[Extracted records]
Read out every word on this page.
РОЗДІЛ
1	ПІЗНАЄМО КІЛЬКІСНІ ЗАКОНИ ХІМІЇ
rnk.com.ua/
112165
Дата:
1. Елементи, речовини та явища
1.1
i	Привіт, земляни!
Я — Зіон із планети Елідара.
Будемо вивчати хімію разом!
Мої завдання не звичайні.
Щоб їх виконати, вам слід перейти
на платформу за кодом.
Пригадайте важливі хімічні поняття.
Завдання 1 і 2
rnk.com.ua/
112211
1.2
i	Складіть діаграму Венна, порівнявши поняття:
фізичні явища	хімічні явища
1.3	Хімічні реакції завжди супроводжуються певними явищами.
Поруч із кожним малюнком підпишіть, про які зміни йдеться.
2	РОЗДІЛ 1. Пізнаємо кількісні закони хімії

==

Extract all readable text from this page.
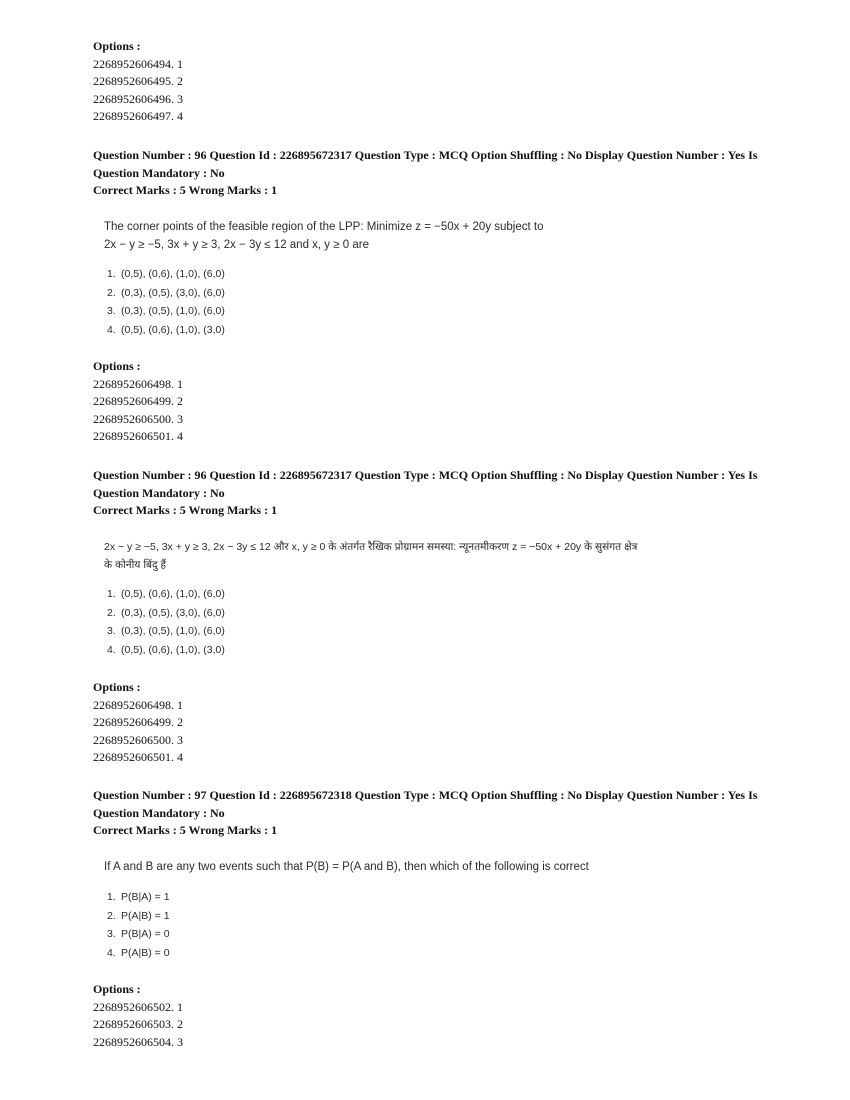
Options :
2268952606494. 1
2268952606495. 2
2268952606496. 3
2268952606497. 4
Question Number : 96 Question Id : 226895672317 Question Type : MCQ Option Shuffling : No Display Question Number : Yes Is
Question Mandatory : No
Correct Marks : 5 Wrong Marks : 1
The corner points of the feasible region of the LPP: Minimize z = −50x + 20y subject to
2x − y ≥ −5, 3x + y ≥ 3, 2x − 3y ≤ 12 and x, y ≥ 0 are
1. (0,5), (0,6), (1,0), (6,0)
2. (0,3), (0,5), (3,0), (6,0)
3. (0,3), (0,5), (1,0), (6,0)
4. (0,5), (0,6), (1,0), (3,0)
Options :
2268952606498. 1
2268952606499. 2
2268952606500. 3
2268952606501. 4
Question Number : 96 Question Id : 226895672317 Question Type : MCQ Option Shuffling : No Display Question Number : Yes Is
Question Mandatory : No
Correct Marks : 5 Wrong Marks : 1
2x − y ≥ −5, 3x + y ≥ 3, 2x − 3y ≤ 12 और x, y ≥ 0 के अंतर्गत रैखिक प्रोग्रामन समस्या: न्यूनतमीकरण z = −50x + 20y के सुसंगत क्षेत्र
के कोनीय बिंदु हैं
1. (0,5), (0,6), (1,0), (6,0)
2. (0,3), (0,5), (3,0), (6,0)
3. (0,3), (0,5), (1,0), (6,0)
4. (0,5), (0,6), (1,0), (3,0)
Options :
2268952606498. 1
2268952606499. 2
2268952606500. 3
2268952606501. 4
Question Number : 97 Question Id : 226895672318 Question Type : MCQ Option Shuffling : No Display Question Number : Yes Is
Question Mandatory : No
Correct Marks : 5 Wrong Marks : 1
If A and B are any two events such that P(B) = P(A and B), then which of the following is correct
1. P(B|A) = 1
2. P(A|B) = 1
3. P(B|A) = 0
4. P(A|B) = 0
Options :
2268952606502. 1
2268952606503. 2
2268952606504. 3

--

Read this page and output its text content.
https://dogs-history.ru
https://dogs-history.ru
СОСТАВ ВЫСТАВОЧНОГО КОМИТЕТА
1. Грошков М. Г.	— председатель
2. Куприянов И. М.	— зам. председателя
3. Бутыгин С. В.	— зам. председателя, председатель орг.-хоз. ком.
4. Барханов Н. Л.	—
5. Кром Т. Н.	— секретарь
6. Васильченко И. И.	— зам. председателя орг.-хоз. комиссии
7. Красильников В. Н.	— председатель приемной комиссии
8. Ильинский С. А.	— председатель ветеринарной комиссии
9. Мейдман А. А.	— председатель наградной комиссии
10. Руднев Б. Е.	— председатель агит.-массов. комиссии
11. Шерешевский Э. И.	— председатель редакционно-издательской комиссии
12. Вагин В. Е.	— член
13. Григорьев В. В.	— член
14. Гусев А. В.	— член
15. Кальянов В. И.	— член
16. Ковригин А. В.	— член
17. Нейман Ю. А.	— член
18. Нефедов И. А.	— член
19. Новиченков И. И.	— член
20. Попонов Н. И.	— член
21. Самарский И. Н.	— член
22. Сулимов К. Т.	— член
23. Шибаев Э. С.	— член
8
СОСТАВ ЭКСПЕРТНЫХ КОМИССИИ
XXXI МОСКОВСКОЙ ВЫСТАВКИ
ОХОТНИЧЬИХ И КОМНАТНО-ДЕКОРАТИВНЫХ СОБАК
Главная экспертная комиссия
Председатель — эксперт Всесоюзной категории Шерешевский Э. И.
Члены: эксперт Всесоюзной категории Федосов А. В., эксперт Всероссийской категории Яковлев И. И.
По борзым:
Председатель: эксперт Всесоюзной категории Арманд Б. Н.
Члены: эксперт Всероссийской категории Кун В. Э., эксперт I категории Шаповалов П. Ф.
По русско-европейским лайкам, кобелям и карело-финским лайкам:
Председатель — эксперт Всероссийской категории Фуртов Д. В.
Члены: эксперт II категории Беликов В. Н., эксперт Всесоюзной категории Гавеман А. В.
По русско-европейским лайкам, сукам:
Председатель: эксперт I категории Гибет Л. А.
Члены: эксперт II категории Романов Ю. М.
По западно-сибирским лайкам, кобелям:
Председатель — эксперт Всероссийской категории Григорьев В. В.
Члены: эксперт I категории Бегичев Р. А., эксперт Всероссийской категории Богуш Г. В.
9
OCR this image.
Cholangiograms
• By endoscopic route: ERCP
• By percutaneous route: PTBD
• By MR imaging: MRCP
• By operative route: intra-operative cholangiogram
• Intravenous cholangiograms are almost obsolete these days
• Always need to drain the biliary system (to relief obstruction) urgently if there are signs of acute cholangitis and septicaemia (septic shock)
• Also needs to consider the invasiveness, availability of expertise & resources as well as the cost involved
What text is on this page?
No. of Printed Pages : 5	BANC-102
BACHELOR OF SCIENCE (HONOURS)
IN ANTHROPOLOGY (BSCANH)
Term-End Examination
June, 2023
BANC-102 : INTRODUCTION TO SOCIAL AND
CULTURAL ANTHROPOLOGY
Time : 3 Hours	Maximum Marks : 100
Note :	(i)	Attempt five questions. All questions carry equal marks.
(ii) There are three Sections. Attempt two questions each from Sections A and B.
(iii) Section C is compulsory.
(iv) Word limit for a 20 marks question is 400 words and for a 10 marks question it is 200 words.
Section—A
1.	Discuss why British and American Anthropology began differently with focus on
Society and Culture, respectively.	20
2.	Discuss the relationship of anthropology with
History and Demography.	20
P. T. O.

§ **Problem details**: From the entries above, pull out each line that includes "Шерешевский".

§ **Answer to the exercise**:
11. Шерешевский Э. И.	— председатель редакционно-издательской комиссии
Председатель — эксперт Всесоюзной категории Шерешевский Э. И.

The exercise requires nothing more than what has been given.